▸ Aim:
Pull out every line below that holds the word "售价总额为".

________________________________________

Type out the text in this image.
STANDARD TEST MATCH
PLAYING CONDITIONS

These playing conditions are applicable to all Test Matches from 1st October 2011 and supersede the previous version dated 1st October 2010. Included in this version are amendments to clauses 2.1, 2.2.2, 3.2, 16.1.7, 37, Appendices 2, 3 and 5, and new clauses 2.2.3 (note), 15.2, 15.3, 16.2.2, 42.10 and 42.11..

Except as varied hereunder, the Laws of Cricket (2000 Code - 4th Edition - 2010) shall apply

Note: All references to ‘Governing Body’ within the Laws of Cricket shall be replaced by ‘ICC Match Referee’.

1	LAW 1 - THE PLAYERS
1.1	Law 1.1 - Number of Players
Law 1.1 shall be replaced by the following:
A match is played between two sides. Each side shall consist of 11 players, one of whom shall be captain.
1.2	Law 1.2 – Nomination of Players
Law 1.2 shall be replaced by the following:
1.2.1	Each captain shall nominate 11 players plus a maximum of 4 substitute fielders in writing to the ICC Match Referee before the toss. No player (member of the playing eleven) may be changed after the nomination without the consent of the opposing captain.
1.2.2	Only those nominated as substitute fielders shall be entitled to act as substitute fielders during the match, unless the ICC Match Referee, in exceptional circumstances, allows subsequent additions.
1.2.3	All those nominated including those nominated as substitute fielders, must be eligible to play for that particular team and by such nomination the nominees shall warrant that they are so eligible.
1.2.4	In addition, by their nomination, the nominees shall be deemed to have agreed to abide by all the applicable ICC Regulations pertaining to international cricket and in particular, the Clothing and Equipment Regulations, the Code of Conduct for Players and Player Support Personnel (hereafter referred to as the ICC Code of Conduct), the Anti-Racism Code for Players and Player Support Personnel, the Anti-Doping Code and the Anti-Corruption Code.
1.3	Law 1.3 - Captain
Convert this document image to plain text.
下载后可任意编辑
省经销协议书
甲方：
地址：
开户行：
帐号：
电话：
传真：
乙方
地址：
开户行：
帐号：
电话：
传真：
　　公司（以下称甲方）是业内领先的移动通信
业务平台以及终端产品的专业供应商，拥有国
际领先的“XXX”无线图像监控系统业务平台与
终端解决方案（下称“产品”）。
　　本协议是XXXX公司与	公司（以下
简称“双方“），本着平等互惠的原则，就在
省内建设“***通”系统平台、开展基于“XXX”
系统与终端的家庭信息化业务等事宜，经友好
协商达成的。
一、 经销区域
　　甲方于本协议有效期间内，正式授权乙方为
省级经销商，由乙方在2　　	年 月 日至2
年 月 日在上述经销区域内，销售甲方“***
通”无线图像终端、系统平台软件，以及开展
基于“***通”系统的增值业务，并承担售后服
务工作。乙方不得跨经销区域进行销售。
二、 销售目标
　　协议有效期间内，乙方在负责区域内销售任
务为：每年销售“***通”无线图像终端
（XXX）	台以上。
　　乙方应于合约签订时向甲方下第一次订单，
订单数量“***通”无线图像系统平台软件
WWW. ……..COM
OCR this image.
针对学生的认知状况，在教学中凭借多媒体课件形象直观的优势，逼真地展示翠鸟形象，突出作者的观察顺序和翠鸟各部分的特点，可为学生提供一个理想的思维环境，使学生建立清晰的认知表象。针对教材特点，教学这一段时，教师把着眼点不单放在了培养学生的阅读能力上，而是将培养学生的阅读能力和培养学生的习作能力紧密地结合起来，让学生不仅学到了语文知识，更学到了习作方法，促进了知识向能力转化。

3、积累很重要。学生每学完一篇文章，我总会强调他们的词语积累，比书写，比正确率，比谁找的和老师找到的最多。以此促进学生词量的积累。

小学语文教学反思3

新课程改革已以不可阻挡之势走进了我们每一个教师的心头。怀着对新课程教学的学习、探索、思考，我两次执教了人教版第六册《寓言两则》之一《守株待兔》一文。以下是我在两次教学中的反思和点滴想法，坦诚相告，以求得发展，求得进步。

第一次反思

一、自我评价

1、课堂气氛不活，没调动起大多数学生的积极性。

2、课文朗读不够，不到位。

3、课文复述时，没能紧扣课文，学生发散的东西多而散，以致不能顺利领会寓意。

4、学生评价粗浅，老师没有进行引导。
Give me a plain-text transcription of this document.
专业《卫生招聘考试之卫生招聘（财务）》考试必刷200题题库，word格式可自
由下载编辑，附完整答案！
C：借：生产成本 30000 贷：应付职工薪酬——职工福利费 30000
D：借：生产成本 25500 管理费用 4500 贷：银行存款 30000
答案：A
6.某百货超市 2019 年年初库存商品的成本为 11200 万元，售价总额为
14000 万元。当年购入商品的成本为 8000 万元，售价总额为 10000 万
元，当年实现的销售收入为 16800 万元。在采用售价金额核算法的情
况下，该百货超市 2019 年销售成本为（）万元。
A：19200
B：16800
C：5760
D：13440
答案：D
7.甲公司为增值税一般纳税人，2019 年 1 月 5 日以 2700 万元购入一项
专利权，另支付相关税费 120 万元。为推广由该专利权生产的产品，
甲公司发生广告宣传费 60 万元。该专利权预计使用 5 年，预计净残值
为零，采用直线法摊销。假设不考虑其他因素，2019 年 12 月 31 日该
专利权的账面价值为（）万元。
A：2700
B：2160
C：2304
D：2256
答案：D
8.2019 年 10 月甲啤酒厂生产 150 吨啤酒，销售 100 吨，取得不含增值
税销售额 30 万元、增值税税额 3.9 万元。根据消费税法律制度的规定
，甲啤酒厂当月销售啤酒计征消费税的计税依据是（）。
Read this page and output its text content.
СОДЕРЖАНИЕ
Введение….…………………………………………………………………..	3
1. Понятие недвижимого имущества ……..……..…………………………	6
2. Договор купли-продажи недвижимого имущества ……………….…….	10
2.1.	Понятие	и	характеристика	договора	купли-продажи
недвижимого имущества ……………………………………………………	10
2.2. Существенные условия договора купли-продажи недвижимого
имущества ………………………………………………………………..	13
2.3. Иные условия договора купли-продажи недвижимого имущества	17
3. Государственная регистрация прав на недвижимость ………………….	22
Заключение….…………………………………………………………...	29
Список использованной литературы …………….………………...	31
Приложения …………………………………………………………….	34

________________________________________

▸ Exercise solution:
6.某百货超市 2019 年年初库存商品的成本为 11200 万元，售价总额为
14000 万元。当年购入商品的成本为 8000 万元，售价总额为 10000 万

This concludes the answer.